━━━ Gösterilen Metin
Talep, eser sözleşmenin feshinin haksızlığının tespiti, fesih kararının iptali ile sözleşmenin aynen ifası davasında ihtiyati tedbir istemine ilişkin olup, ilk derece mahkemesince yukarıda yazılı gerekçeyle talebin reddine karar verilmiştir.
İhtiyatı tedbirin şartları 6100 Sayılı Hukuk Muhakemesi Kanunu’nun 389/1. maddesinde genel olarak düzenlenmiştir. Bu yasa hükmüne göre, mevcut durumda meydana gelebilecek değişme nedeniyle hakkın elde edilmesinin önemli ölçüde zorlaşacağından ya da tamamen imkânsız hale geleceğinden veya gecikme sebebiyle bir sakıncanın yahut ciddi bir zararın doğacağından endişe edilmesi hallerinde, uyuşmazlık konusu hakkında ihtiyati tedbir kararı verilebilir.
İhtiyati tedbirde asıl olan, ihtiyati tedbire esas olan bir hakkın varlığı ve bir ihtiyati tedbir sebebinin bulunmasıdır.
━━━━━━
**Görev 1**
İhtiyati tedbir metninin ilk cümlesinde, açılan davada istenen hususların tamamını sıralayınız.
**Görev 2**
İhtiyati tedbire ilişkin metni, son cümlesinden sonrasını yazarak sürdürünüz.
Kayıtlar bu çalışmada herhangi bir işlev taşımamaktadır.
━━━ Sağlanan Kayıtlar
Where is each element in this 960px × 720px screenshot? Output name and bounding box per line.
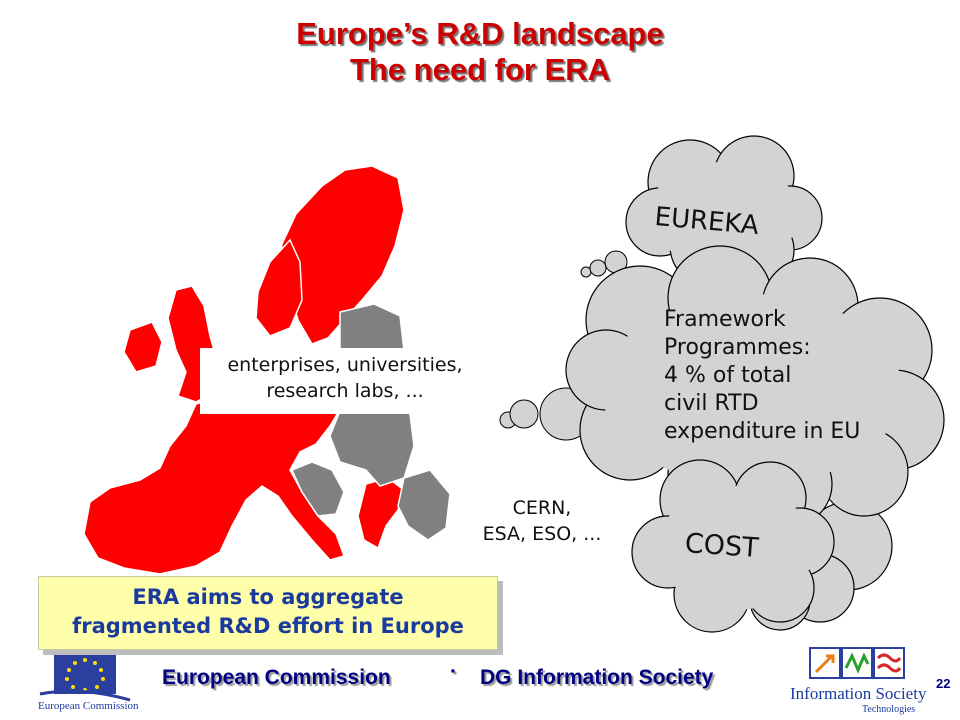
ec-logo (39, 654, 131, 702)
other-orgs-line2: ESA, ESO, ... (482, 523, 602, 545)
ist-logo-text: Information Society (790, 684, 927, 703)
ec-logo-caption: European Commission (38, 700, 139, 712)
era-line2: fragmented R&D effort in Europe (72, 614, 464, 638)
map-caption-line1: enterprises, universities, (227, 354, 463, 376)
ist-logo (809, 647, 905, 679)
era-line1: ERA aims to aggregate (132, 585, 404, 609)
map-norway (255, 238, 303, 337)
map-ireland (123, 321, 163, 373)
framework-line: civil RTD (664, 391, 759, 416)
framework-line: 4 % of total (664, 363, 792, 388)
cost-label: COST (683, 528, 760, 565)
map-greece (357, 477, 405, 550)
footer-separator: · (450, 660, 457, 683)
slide-number: 22 (936, 676, 951, 691)
eureka-cloud (625, 135, 823, 287)
ist-logo-subtext: Technologies (862, 704, 916, 715)
other-orgs-line1: CERN, (512, 497, 572, 519)
footer-european-commission: European Commission (162, 666, 391, 689)
framework-line: expenditure in EU (664, 419, 861, 444)
framework-line: Framework (664, 307, 786, 332)
era-callout-box: ERA aims to aggregate fragmented R&D eff… (38, 576, 498, 650)
slide-title-line2: The need for ERA (349, 52, 611, 87)
cost-cloud (631, 459, 835, 633)
other-organisations-label: CERN, ESA, ESO, ... (462, 495, 622, 547)
footer-dg-information-society: DG Information Society (480, 666, 714, 689)
framework-programmes-label: Framework Programmes: 4 % of total civil… (664, 306, 860, 446)
map-caption: enterprises, universities, research labs… (200, 348, 490, 414)
bubble-trail-top (580, 250, 628, 278)
map-caption-line2: research labs, ... (266, 380, 424, 402)
framework-line: Programmes: (664, 335, 811, 360)
bubble-trail-middle (499, 387, 593, 441)
slide-title-line1: Europe’s R&D landscape (296, 16, 664, 51)
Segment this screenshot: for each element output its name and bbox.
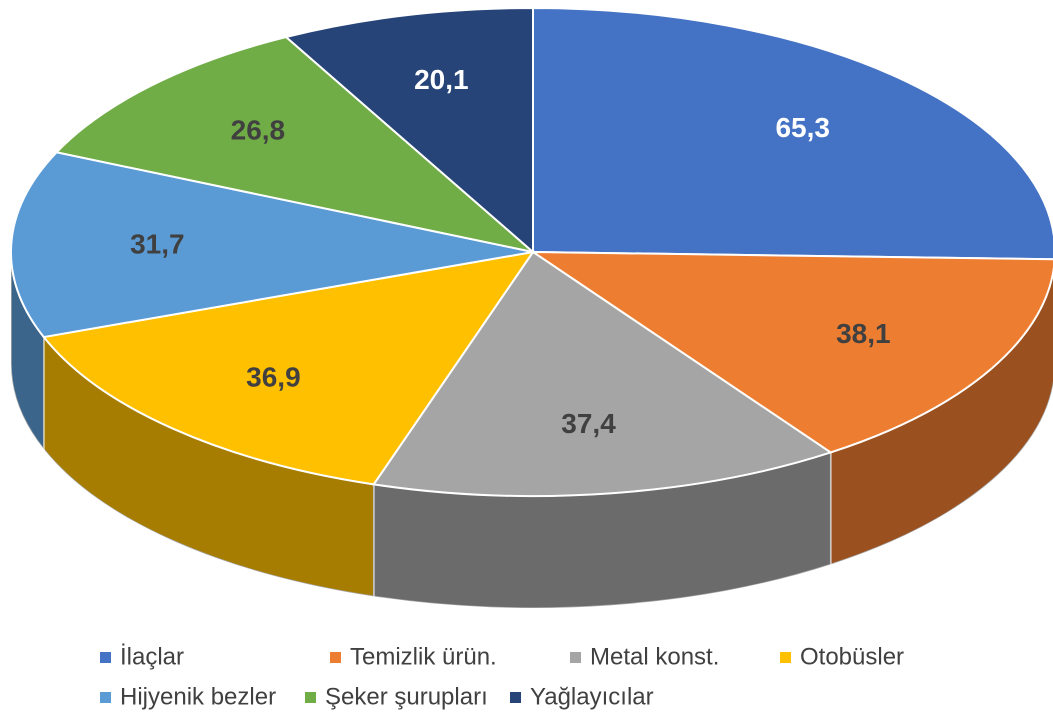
legend-swatch (100, 652, 111, 663)
slice (532, 6, 1053, 261)
slice (54, 35, 537, 254)
legend-swatch (570, 652, 581, 663)
data-label: 38,1 (836, 318, 891, 349)
slice-side-shade (830, 272, 1053, 565)
slice (283, 6, 534, 255)
slice-side-shade (43, 337, 374, 597)
data-label: 31,7 (130, 229, 185, 260)
legend-label: Temizlik ürün. (350, 643, 497, 670)
slice (10, 151, 534, 339)
data-label: 36,9 (246, 361, 301, 392)
slice-side-shade (373, 452, 831, 608)
legend-swatch (510, 692, 521, 703)
legend-swatch (100, 692, 111, 703)
data-label: 65,3 (775, 112, 830, 143)
legend-label: Yağlayıcılar (530, 683, 654, 710)
slice (371, 250, 833, 497)
legend-label: Metal konst. (590, 643, 719, 670)
slice (529, 250, 1053, 454)
data-label: 20,1 (414, 64, 469, 95)
slice (41, 250, 536, 486)
legend-label: Otobüsler (800, 643, 904, 670)
legend-label: İlaçlar (120, 643, 184, 670)
legend-swatch (305, 692, 316, 703)
legend-label: Şeker şurupları (325, 683, 488, 710)
data-label: 37,4 (561, 408, 616, 439)
legend-swatch (780, 652, 791, 663)
slice-side-shade (11, 252, 44, 450)
data-label: 26,8 (231, 115, 286, 146)
legend-swatch (330, 652, 341, 663)
legend-label: Hijyenik bezler (120, 683, 276, 710)
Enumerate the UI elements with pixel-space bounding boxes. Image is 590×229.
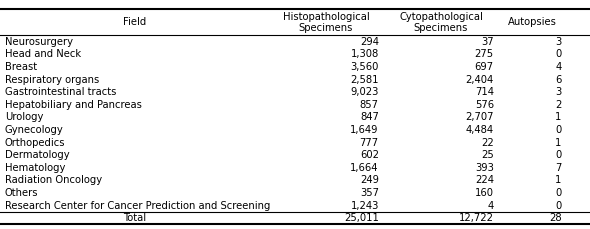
Text: 1,664: 1,664 bbox=[350, 163, 379, 173]
Text: 2,404: 2,404 bbox=[466, 75, 494, 85]
Text: Total: Total bbox=[123, 213, 146, 223]
Text: 25,011: 25,011 bbox=[344, 213, 379, 223]
Text: 357: 357 bbox=[360, 188, 379, 198]
Text: Autopsies: Autopsies bbox=[508, 17, 557, 27]
Text: 6: 6 bbox=[555, 75, 562, 85]
Text: Cytopathological
Specimens: Cytopathological Specimens bbox=[399, 11, 483, 33]
Text: 9,023: 9,023 bbox=[350, 87, 379, 97]
Text: Radiation Oncology: Radiation Oncology bbox=[5, 175, 102, 185]
Text: Hematology: Hematology bbox=[5, 163, 65, 173]
Text: 294: 294 bbox=[360, 37, 379, 47]
Text: 249: 249 bbox=[360, 175, 379, 185]
Text: 847: 847 bbox=[360, 112, 379, 122]
Text: 12,722: 12,722 bbox=[459, 213, 494, 223]
Text: 0: 0 bbox=[555, 201, 562, 210]
Text: 4: 4 bbox=[555, 62, 562, 72]
Text: 714: 714 bbox=[475, 87, 494, 97]
Text: 1: 1 bbox=[555, 175, 562, 185]
Text: 7: 7 bbox=[555, 163, 562, 173]
Text: 3: 3 bbox=[555, 37, 562, 47]
Text: 857: 857 bbox=[360, 100, 379, 110]
Text: Research Center for Cancer Prediction and Screening: Research Center for Cancer Prediction an… bbox=[5, 201, 270, 210]
Text: 0: 0 bbox=[555, 49, 562, 59]
Text: 0: 0 bbox=[555, 188, 562, 198]
Text: 275: 275 bbox=[475, 49, 494, 59]
Text: 1: 1 bbox=[555, 112, 562, 122]
Text: Dermatology: Dermatology bbox=[5, 150, 70, 160]
Text: Histopathological
Specimens: Histopathological Specimens bbox=[283, 11, 369, 33]
Text: 576: 576 bbox=[475, 100, 494, 110]
Text: 1,243: 1,243 bbox=[350, 201, 379, 210]
Text: 777: 777 bbox=[360, 138, 379, 147]
Text: 3,560: 3,560 bbox=[350, 62, 379, 72]
Text: Gynecology: Gynecology bbox=[5, 125, 64, 135]
Text: 4: 4 bbox=[487, 201, 494, 210]
Text: 1: 1 bbox=[555, 138, 562, 147]
Text: 393: 393 bbox=[475, 163, 494, 173]
Text: Field: Field bbox=[123, 17, 146, 27]
Text: 697: 697 bbox=[475, 62, 494, 72]
Text: 28: 28 bbox=[549, 213, 562, 223]
Text: 602: 602 bbox=[360, 150, 379, 160]
Text: 0: 0 bbox=[555, 125, 562, 135]
Text: Gastrointestinal tracts: Gastrointestinal tracts bbox=[5, 87, 116, 97]
Text: Respiratory organs: Respiratory organs bbox=[5, 75, 99, 85]
Text: Neurosurgery: Neurosurgery bbox=[5, 37, 73, 47]
Text: 2,707: 2,707 bbox=[466, 112, 494, 122]
Text: 224: 224 bbox=[475, 175, 494, 185]
Text: Breast: Breast bbox=[5, 62, 37, 72]
Text: 1,649: 1,649 bbox=[350, 125, 379, 135]
Text: 22: 22 bbox=[481, 138, 494, 147]
Text: Head and Neck: Head and Neck bbox=[5, 49, 81, 59]
Text: 2: 2 bbox=[555, 100, 562, 110]
Text: 2,581: 2,581 bbox=[350, 75, 379, 85]
Text: 0: 0 bbox=[555, 150, 562, 160]
Text: 3: 3 bbox=[555, 87, 562, 97]
Text: 37: 37 bbox=[481, 37, 494, 47]
Text: 4,484: 4,484 bbox=[466, 125, 494, 135]
Text: Others: Others bbox=[5, 188, 38, 198]
Text: Urology: Urology bbox=[5, 112, 43, 122]
Text: Orthopedics: Orthopedics bbox=[5, 138, 65, 147]
Text: Hepatobiliary and Pancreas: Hepatobiliary and Pancreas bbox=[5, 100, 142, 110]
Text: 160: 160 bbox=[475, 188, 494, 198]
Text: 1,308: 1,308 bbox=[350, 49, 379, 59]
Text: 25: 25 bbox=[481, 150, 494, 160]
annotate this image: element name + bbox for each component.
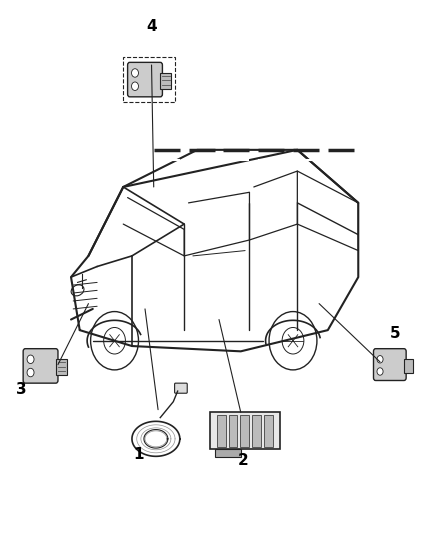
FancyBboxPatch shape: [23, 349, 58, 383]
Circle shape: [131, 69, 138, 77]
Circle shape: [131, 82, 138, 91]
Bar: [264, 415, 272, 447]
Circle shape: [27, 368, 34, 377]
FancyBboxPatch shape: [175, 383, 187, 393]
Text: 1: 1: [133, 447, 144, 462]
Circle shape: [377, 356, 383, 363]
Bar: [229, 415, 237, 447]
FancyBboxPatch shape: [210, 413, 280, 449]
Bar: [240, 415, 249, 447]
Text: 3: 3: [16, 382, 27, 397]
FancyBboxPatch shape: [374, 349, 406, 381]
Text: 2: 2: [237, 453, 248, 467]
Text: 4: 4: [146, 19, 157, 34]
Circle shape: [27, 355, 34, 364]
Bar: [217, 415, 226, 447]
Bar: [404, 359, 413, 373]
FancyBboxPatch shape: [127, 62, 162, 97]
Text: 5: 5: [390, 326, 401, 341]
Bar: [160, 73, 171, 89]
Bar: [252, 415, 261, 447]
Circle shape: [377, 368, 383, 375]
Bar: [56, 359, 67, 375]
Bar: [215, 449, 241, 457]
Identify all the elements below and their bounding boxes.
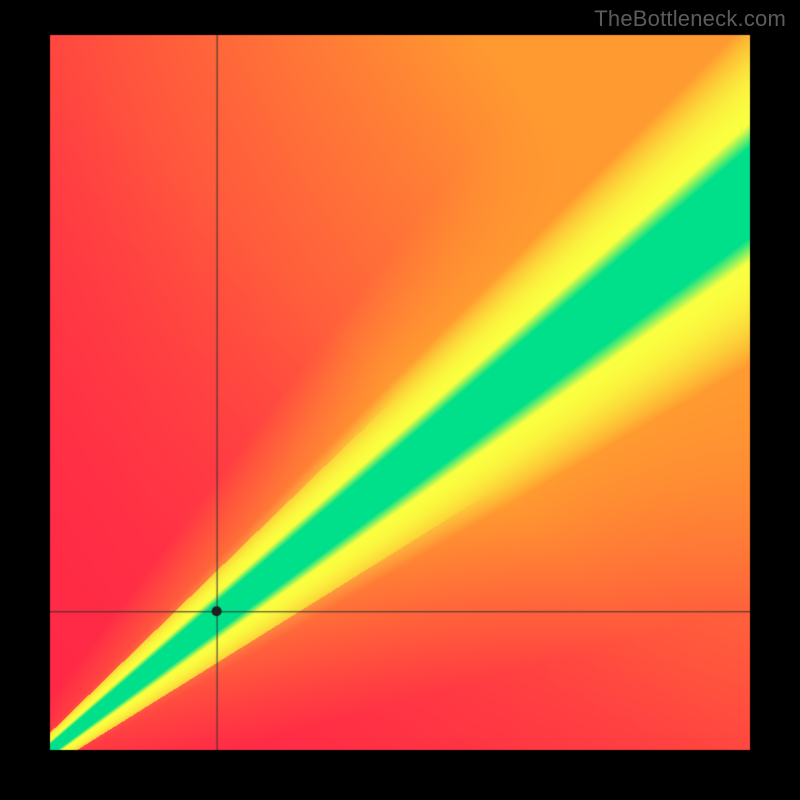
━━━━━━
**Alıştırma Cevabı 1**
- Eser sözleşmenin feshinin haksızlığının tespiti
- Fesih kararının iptali
- Sözleşmenin aynen ifası

**Alıştırma Cevabı 2**
Tedbir talep eden taraf, öncelikle tedbir istemine ilişkin dilekçesinde dayandığı ihtiyati tedbir sebebini ve türünü açıkça belirtmek ve davanın esası yönünden kendisinin haklılığını yaklaşık olarak, yasal delillerle ispat etmek zorundadır (HMK. m.390/3) ispat ölçüsü ise, “yaklaşık ispat” kuralına göre belirlenir. Yaklaşık ispat kuralının uygulanmasında hakim, iddianın ağırlıklı ihtimal olarak doğruluğunu kabul etmekle birlikte, zayıf bir ihtimalde olsa aksinin mümkün olduğu ihtimalini de gözetmelidir. Bu sebepledir ki ihtiyati tedbire karar verilirken, haksız olma ihtimali de dikkate alınarak talepte bulunandan kural olarak teminat alınır.
Geçici hukuki koruma kapsamında olan ihtiyati tedbir kararı verirken hakim, asıl uyuşmazlığı çözecek içerikte bir karar vermemelidir. Bununla birlikte, ihtiyati tedbire karar verilirken tarafların çıkar dengesini ve ihtiyati tedbirin amacını hakimin gözetmesi gerekli ve zorunludur.
Kanun koyucu, ihtiyati tedbir hakkında karar verecek olan hakime geniş bir takdir alanı bırakmışsa da; hakim, her somut olayda, ihtiyati tedbir şartlarının gerçekleşip gerçekleşmediğini dikkatlice incelemelidir ve hangi yasal sebebe ve hangi somut duruma göre ihtiyati tedbir kararını verdiğini kararda belirtmelidir. İhtiyati tedbir şartları mevcut değilse, Yasa’nın öngördüğü ölçüde ispat edilememişse, ihtiyati tedbir isteminin reddine karar verilmelidir.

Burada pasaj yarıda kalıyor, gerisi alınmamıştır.